[Saved entries]
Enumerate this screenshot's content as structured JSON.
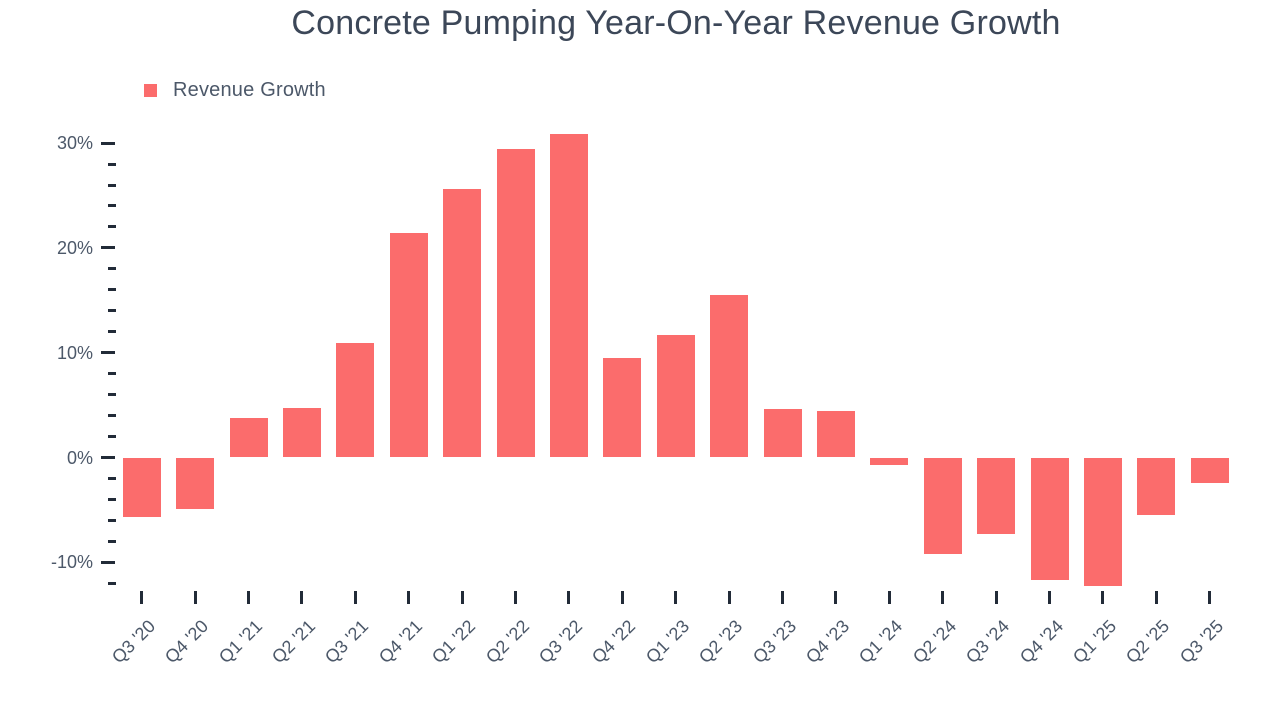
{
  "title": "Concrete Pumping Year-On-Year Revenue Growth",
  "legend": {
    "label": "Revenue Growth",
    "marker_color": "#fb6c6c"
  },
  "colors": {
    "bar": "#fb6c6c",
    "title_text": "#3c4758",
    "axis_text": "#4c5869",
    "tick": "#222b38"
  },
  "chart_data": {
    "type": "bar",
    "title": "Concrete Pumping Year-On-Year Revenue Growth",
    "series_name": "Revenue Growth",
    "unit": "%",
    "categories": [
      "Q3 '20",
      "Q4 '20",
      "Q1 '21",
      "Q2 '21",
      "Q3 '21",
      "Q4 '21",
      "Q1 '22",
      "Q2 '22",
      "Q3 '22",
      "Q4 '22",
      "Q1 '23",
      "Q2 '23",
      "Q3 '23",
      "Q4 '23",
      "Q1 '24",
      "Q2 '24",
      "Q3 '24",
      "Q4 '24",
      "Q1 '25",
      "Q2 '25",
      "Q3 '25"
    ],
    "values": [
      -5.7,
      -4.9,
      3.8,
      4.7,
      10.9,
      21.4,
      25.6,
      29.4,
      30.9,
      9.5,
      11.7,
      15.5,
      4.6,
      4.4,
      -0.7,
      -9.2,
      -7.3,
      -11.7,
      -12.3,
      -5.5,
      -2.4
    ],
    "xlabel": "",
    "ylabel": "",
    "y_axis": {
      "major_ticks": [
        30,
        20,
        10,
        0,
        -10
      ],
      "major_tick_labels": [
        "30%",
        "20%",
        "10%",
        "0%",
        "-10%"
      ],
      "minor_tick_step": 2,
      "range": [
        -12,
        30
      ]
    },
    "legend_position": "top-left",
    "grid": false
  }
}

### PROBLEM
What is the number of lines in the records above that include the word "Revenue"? Reply with that number and nothing more.

### ANSWER FOR THE TASK
4